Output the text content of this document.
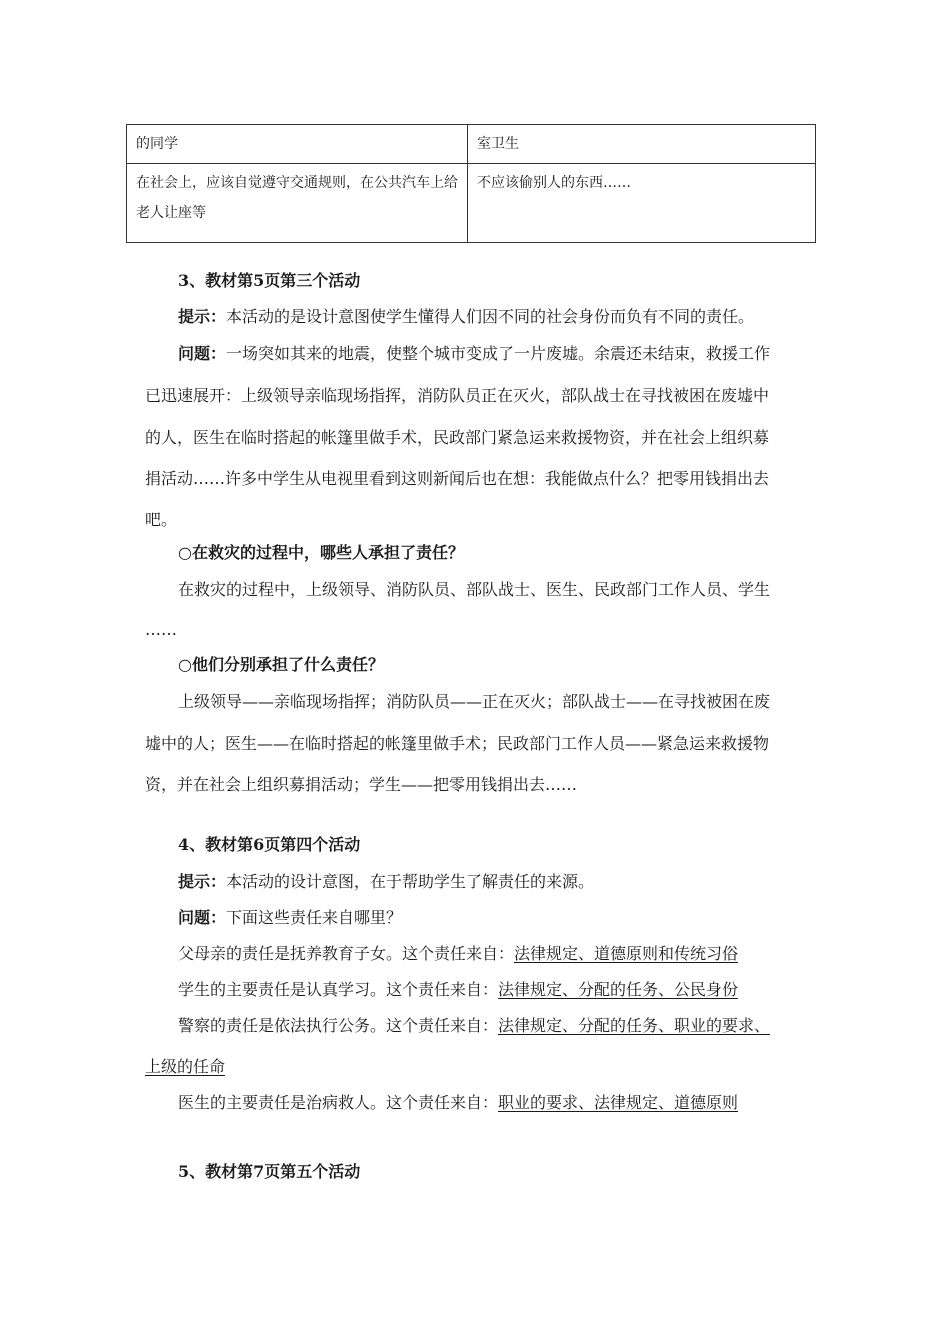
的同学	室卫生
在社会上，应该自觉遵守交通规则，在公共汽车上给老人让座等	不应该偷别人的东西……
3、教材第5页第三个活动
提示：本活动的是设计意图使学生懂得人们因不同的社会身份而负有不同的责任。
问题：一场突如其来的地震，使整个城市变成了一片废墟。余震还未结束，救援工作
已迅速展开：上级领导亲临现场指挥，消防队员正在灭火，部队战士在寻找被困在废墟中
的人，医生在临时搭起的帐篷里做手术，民政部门紧急运来救援物资，并在社会上组织募
捐活动……许多中学生从电视里看到这则新闻后也在想：我能做点什么？把零用钱捐出去
吧。
○在救灾的过程中，哪些人承担了责任？
在救灾的过程中，上级领导、消防队员、部队战士、医生、民政部门工作人员、学生
……
○他们分别承担了什么责任？
上级领导——亲临现场指挥；消防队员——正在灭火；部队战士——在寻找被困在废
墟中的人；医生——在临时搭起的帐篷里做手术；民政部门工作人员——紧急运来救援物
资，并在社会上组织募捐活动；学生——把零用钱捐出去……
4、教材第6页第四个活动
提示：本活动的设计意图，在于帮助学生了解责任的来源。
问题：下面这些责任来自哪里？
父母亲的责任是抚养教育子女。这个责任来自：法律规定、道德原则和传统习俗
学生的主要责任是认真学习。这个责任来自：法律规定、分配的任务、公民身份
警察的责任是依法执行公务。这个责任来自：法律规定、分配的任务、职业的要求、
上级的任命
医生的主要责任是治病救人。这个责任来自：职业的要求、法律规定、道德原则
5、教材第7页第五个活动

════════════════

> **What is required**
Write the entries above out in full, exactly, with no images.

> **Answer for this exercise**
Output the text content of this document.
的同学	室卫生
在社会上，应该自觉遵守交通规则，在公共汽车上给老人让座等	不应该偷别人的东西……
3、教材第5页第三个活动
提示：本活动的是设计意图使学生懂得人们因不同的社会身份而负有不同的责任。
问题：一场突如其来的地震，使整个城市变成了一片废墟。余震还未结束，救援工作
已迅速展开：上级领导亲临现场指挥，消防队员正在灭火，部队战士在寻找被困在废墟中
的人，医生在临时搭起的帐篷里做手术，民政部门紧急运来救援物资，并在社会上组织募
捐活动……许多中学生从电视里看到这则新闻后也在想：我能做点什么？把零用钱捐出去
吧。
○在救灾的过程中，哪些人承担了责任？
在救灾的过程中，上级领导、消防队员、部队战士、医生、民政部门工作人员、学生
……
○他们分别承担了什么责任？
上级领导——亲临现场指挥；消防队员——正在灭火；部队战士——在寻找被困在废
墟中的人；医生——在临时搭起的帐篷里做手术；民政部门工作人员——紧急运来救援物
资，并在社会上组织募捐活动；学生——把零用钱捐出去……
4、教材第6页第四个活动
提示：本活动的设计意图，在于帮助学生了解责任的来源。
问题：下面这些责任来自哪里？
父母亲的责任是抚养教育子女。这个责任来自：法律规定、道德原则和传统习俗
学生的主要责任是认真学习。这个责任来自：法律规定、分配的任务、公民身份
警察的责任是依法执行公务。这个责任来自：法律规定、分配的任务、职业的要求、
上级的任命
医生的主要责任是治病救人。这个责任来自：职业的要求、法律规定、道德原则
5、教材第7页第五个活动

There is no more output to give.